:: Given instruction ::
Could you copy out these rows with "screenshot" changed to "screen capture" and nothing else altered?

:: Data provided ::
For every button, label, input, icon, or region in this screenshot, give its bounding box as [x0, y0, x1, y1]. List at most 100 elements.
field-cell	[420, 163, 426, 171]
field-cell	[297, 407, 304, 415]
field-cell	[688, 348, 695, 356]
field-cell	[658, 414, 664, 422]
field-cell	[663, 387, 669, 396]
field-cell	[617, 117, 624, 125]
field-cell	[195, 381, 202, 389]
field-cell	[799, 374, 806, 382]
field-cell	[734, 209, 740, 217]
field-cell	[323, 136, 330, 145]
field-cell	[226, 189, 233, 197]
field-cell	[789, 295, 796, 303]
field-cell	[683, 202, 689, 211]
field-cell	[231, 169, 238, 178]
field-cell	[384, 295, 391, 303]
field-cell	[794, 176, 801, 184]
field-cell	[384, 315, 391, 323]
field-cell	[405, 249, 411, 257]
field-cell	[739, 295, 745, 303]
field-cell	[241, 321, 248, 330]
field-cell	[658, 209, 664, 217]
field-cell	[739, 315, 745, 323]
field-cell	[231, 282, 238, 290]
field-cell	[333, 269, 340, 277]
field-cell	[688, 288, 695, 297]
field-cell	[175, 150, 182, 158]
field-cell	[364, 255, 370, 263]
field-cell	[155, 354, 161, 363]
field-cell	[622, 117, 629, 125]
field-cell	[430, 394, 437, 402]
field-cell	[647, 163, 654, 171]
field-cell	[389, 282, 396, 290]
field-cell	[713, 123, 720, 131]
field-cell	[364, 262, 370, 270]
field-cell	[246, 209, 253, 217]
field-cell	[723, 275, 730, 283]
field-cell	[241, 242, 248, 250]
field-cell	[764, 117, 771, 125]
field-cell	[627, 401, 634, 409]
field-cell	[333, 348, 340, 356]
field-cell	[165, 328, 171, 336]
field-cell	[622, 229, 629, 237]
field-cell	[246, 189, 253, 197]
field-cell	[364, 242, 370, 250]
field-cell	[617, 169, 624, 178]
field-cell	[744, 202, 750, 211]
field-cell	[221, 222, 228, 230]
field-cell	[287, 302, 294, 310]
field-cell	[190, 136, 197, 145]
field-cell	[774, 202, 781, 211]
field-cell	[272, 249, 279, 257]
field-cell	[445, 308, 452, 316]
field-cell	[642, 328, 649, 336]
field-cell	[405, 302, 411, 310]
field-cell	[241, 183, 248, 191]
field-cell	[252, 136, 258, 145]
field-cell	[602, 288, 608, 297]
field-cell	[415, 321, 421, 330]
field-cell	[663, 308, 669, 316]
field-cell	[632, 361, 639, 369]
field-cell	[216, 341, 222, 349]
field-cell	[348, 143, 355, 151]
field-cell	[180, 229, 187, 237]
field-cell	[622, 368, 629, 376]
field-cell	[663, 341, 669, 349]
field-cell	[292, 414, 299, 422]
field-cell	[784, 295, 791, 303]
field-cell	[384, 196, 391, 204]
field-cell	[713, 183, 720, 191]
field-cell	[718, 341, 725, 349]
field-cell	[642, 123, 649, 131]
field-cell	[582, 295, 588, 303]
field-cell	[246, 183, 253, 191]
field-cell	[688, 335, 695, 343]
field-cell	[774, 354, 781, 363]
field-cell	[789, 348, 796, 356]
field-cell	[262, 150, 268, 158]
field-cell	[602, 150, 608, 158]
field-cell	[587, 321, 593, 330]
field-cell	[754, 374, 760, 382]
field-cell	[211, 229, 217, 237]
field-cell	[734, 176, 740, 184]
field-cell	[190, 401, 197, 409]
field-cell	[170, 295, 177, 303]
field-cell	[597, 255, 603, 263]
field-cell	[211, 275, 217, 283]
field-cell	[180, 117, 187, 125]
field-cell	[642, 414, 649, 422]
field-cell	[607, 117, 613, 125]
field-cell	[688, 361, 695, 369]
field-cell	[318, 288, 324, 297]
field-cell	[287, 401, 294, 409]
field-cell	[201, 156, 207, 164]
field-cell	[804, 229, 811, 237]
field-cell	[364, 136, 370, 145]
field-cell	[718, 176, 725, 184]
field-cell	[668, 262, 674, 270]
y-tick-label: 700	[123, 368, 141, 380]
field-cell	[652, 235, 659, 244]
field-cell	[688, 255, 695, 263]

:: Result below ::
For every button, label, input, icon, or region in this screen capture, give its bounding box as [x0, y0, x1, y1]. List at most 100 elements.
field-cell	[420, 163, 426, 171]
field-cell	[297, 407, 304, 415]
field-cell	[688, 348, 695, 356]
field-cell	[658, 414, 664, 422]
field-cell	[663, 387, 669, 396]
field-cell	[617, 117, 624, 125]
field-cell	[195, 381, 202, 389]
field-cell	[799, 374, 806, 382]
field-cell	[734, 209, 740, 217]
field-cell	[323, 136, 330, 145]
field-cell	[226, 189, 233, 197]
field-cell	[789, 295, 796, 303]
field-cell	[683, 202, 689, 211]
field-cell	[231, 169, 238, 178]
field-cell	[384, 295, 391, 303]
field-cell	[794, 176, 801, 184]
field-cell	[384, 315, 391, 323]
field-cell	[405, 249, 411, 257]
field-cell	[739, 295, 745, 303]
field-cell	[241, 321, 248, 330]
field-cell	[658, 209, 664, 217]
field-cell	[739, 315, 745, 323]
field-cell	[231, 282, 238, 290]
field-cell	[333, 269, 340, 277]
field-cell	[688, 288, 695, 297]
field-cell	[175, 150, 182, 158]
field-cell	[364, 255, 370, 263]
field-cell	[155, 354, 161, 363]
field-cell	[622, 117, 629, 125]
field-cell	[430, 394, 437, 402]
field-cell	[647, 163, 654, 171]
field-cell	[389, 282, 396, 290]
field-cell	[713, 123, 720, 131]
field-cell	[364, 262, 370, 270]
field-cell	[246, 209, 253, 217]
field-cell	[723, 275, 730, 283]
field-cell	[241, 242, 248, 250]
field-cell	[764, 117, 771, 125]
field-cell	[627, 401, 634, 409]
field-cell	[333, 348, 340, 356]
field-cell	[165, 328, 171, 336]
field-cell	[622, 229, 629, 237]
field-cell	[246, 189, 253, 197]
field-cell	[364, 242, 370, 250]
field-cell	[617, 169, 624, 178]
field-cell	[744, 202, 750, 211]
field-cell	[221, 222, 228, 230]
field-cell	[287, 302, 294, 310]
field-cell	[190, 136, 197, 145]
field-cell	[774, 202, 781, 211]
field-cell	[272, 249, 279, 257]
field-cell	[445, 308, 452, 316]
field-cell	[642, 328, 649, 336]
field-cell	[405, 302, 411, 310]
field-cell	[241, 183, 248, 191]
field-cell	[252, 136, 258, 145]
field-cell	[602, 288, 608, 297]
field-cell	[415, 321, 421, 330]
field-cell	[663, 308, 669, 316]
field-cell	[632, 361, 639, 369]
field-cell	[216, 341, 222, 349]
field-cell	[348, 143, 355, 151]
field-cell	[180, 229, 187, 237]
field-cell	[622, 368, 629, 376]
field-cell	[663, 341, 669, 349]
field-cell	[292, 414, 299, 422]
field-cell	[784, 295, 791, 303]
field-cell	[384, 196, 391, 204]
field-cell	[713, 183, 720, 191]
field-cell	[718, 341, 725, 349]
field-cell	[642, 123, 649, 131]
field-cell	[582, 295, 588, 303]
field-cell	[246, 183, 253, 191]
field-cell	[688, 335, 695, 343]
field-cell	[774, 354, 781, 363]
field-cell	[789, 348, 796, 356]
field-cell	[262, 150, 268, 158]
field-cell	[602, 150, 608, 158]
field-cell	[587, 321, 593, 330]
field-cell	[754, 374, 760, 382]
field-cell	[211, 229, 217, 237]
field-cell	[734, 176, 740, 184]
field-cell	[190, 401, 197, 409]
field-cell	[170, 295, 177, 303]
field-cell	[597, 255, 603, 263]
field-cell	[211, 275, 217, 283]
field-cell	[180, 117, 187, 125]
field-cell	[642, 414, 649, 422]
field-cell	[607, 117, 613, 125]
field-cell	[688, 361, 695, 369]
field-cell	[318, 288, 324, 297]
field-cell	[287, 401, 294, 409]
field-cell	[201, 156, 207, 164]
field-cell	[804, 229, 811, 237]
field-cell	[364, 136, 370, 145]
field-cell	[718, 176, 725, 184]
field-cell	[668, 262, 674, 270]
y-tick-label: 700	[123, 368, 141, 380]
field-cell	[652, 235, 659, 244]
field-cell	[688, 255, 695, 263]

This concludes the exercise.